GIVEN EXERCISE: Reproduce the material in full, unchanged.

(Extracted records)
....
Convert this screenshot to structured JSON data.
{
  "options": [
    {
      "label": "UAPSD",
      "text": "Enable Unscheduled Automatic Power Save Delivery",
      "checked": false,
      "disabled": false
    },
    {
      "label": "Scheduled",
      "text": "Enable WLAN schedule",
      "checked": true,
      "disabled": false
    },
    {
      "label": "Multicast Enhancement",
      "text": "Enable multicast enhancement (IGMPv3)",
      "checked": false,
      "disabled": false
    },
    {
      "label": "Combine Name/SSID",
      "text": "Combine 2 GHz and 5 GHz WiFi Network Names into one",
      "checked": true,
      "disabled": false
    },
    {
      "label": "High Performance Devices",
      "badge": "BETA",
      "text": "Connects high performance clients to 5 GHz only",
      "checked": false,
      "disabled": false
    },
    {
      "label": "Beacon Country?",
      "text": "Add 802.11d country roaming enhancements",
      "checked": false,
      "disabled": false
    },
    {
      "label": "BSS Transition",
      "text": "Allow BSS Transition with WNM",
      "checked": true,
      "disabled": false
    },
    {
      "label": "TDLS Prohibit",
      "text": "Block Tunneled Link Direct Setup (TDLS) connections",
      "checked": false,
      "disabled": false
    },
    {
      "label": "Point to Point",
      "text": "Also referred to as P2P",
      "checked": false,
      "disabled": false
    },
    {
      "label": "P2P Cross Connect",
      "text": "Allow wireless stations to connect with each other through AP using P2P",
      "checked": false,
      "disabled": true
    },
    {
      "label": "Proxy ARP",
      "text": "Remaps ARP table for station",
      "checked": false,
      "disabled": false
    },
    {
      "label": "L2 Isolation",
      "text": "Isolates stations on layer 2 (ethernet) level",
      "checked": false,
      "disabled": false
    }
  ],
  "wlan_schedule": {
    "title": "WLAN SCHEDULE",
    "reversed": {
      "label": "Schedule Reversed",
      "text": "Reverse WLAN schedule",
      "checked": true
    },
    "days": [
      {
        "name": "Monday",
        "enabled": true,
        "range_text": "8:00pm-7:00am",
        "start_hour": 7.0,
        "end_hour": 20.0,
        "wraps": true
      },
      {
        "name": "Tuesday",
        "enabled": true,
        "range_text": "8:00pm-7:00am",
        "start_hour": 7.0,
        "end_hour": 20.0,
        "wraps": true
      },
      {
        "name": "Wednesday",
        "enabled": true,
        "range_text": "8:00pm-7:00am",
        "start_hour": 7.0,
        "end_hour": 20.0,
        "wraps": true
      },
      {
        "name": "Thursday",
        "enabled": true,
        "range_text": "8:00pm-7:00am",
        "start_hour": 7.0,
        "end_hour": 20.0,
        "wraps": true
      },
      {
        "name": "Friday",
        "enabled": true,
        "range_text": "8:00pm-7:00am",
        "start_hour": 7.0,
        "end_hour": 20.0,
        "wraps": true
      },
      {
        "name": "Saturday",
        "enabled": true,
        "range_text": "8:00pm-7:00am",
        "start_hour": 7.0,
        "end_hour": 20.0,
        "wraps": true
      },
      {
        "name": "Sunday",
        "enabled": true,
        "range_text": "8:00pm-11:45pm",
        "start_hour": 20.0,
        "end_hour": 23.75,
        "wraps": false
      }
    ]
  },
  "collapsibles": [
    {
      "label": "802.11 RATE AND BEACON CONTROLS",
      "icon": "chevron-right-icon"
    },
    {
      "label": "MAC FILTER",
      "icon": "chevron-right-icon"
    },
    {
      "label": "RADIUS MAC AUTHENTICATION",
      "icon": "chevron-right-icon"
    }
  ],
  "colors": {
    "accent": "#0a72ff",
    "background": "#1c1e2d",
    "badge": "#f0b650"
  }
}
....
TASK RESULT:
Convert this screenshot to structured JSON data.
{
  "options": [
    {
      "label": "UAPSD",
      "text": "Enable Unscheduled Automatic Power Save Delivery",
      "checked": false,
      "disabled": false
    },
    {
      "label": "Scheduled",
      "text": "Enable WLAN schedule",
      "checked": true,
      "disabled": false
    },
    {
      "label": "Multicast Enhancement",
      "text": "Enable multicast enhancement (IGMPv3)",
      "checked": false,
      "disabled": false
    },
    {
      "label": "Combine Name/SSID",
      "text": "Combine 2 GHz and 5 GHz WiFi Network Names into one",
      "checked": true,
      "disabled": false
    },
    {
      "label": "High Performance Devices",
      "badge": "BETA",
      "text": "Connects high performance clients to 5 GHz only",
      "checked": false,
      "disabled": false
    },
    {
      "label": "Beacon Country?",
      "text": "Add 802.11d country roaming enhancements",
      "checked": false,
      "disabled": false
    },
    {
      "label": "BSS Transition",
      "text": "Allow BSS Transition with WNM",
      "checked": true,
      "disabled": false
    },
    {
      "label": "TDLS Prohibit",
      "text": "Block Tunneled Link Direct Setup (TDLS) connections",
      "checked": false,
      "disabled": false
    },
    {
      "label": "Point to Point",
      "text": "Also referred to as P2P",
      "checked": false,
      "disabled": false
    },
    {
      "label": "P2P Cross Connect",
      "text": "Allow wireless stations to connect with each other through AP using P2P",
      "checked": false,
      "disabled": true
    },
    {
      "label": "Proxy ARP",
      "text": "Remaps ARP table for station",
      "checked": false,
      "disabled": false
    },
    {
      "label": "L2 Isolation",
      "text": "Isolates stations on layer 2 (ethernet) level",
      "checked": false,
      "disabled": false
    }
  ],
  "wlan_schedule": {
    "title": "WLAN SCHEDULE",
    "reversed": {
      "label": "Schedule Reversed",
      "text": "Reverse WLAN schedule",
      "checked": true
    },
    "days": [
      {
        "name": "Monday",
        "enabled": true,
        "range_text": "8:00pm-7:00am",
        "start_hour": 7.0,
        "end_hour": 20.0,
        "wraps": true
      },
      {
        "name": "Tuesday",
        "enabled": true,
        "range_text": "8:00pm-7:00am",
        "start_hour": 7.0,
        "end_hour": 20.0,
        "wraps": true
      },
      {
        "name": "Wednesday",
        "enabled": true,
        "range_text": "8:00pm-7:00am",
        "start_hour": 7.0,
        "end_hour": 20.0,
        "wraps": true
      },
      {
        "name": "Thursday",
        "enabled": true,
        "range_text": "8:00pm-7:00am",
        "start_hour": 7.0,
        "end_hour": 20.0,
        "wraps": true
      },
      {
        "name": "Friday",
        "enabled": true,
        "range_text": "8:00pm-7:00am",
        "start_hour": 7.0,
        "end_hour": 20.0,
        "wraps": true
      },
      {
        "name": "Saturday",
        "enabled": true,
        "range_text": "8:00pm-7:00am",
        "start_hour": 7.0,
        "end_hour": 20.0,
        "wraps": true
      },
      {
        "name": "Sunday",
        "enabled": true,
        "range_text": "8:00pm-11:45pm",
        "start_hour": 20.0,
        "end_hour": 23.75,
        "wraps": false
      }
    ]
  },
  "collapsibles": [
    {
      "label": "802.11 RATE AND BEACON CONTROLS",
      "icon": "chevron-right-icon"
    },
    {
      "label": "MAC FILTER",
      "icon": "chevron-right-icon"
    },
    {
      "label": "RADIUS MAC AUTHENTICATION",
      "icon": "chevron-right-icon"
    }
  ],
  "colors": {
    "accent": "#0a72ff",
    "background": "#1c1e2d",
    "badge": "#f0b650"
  }
}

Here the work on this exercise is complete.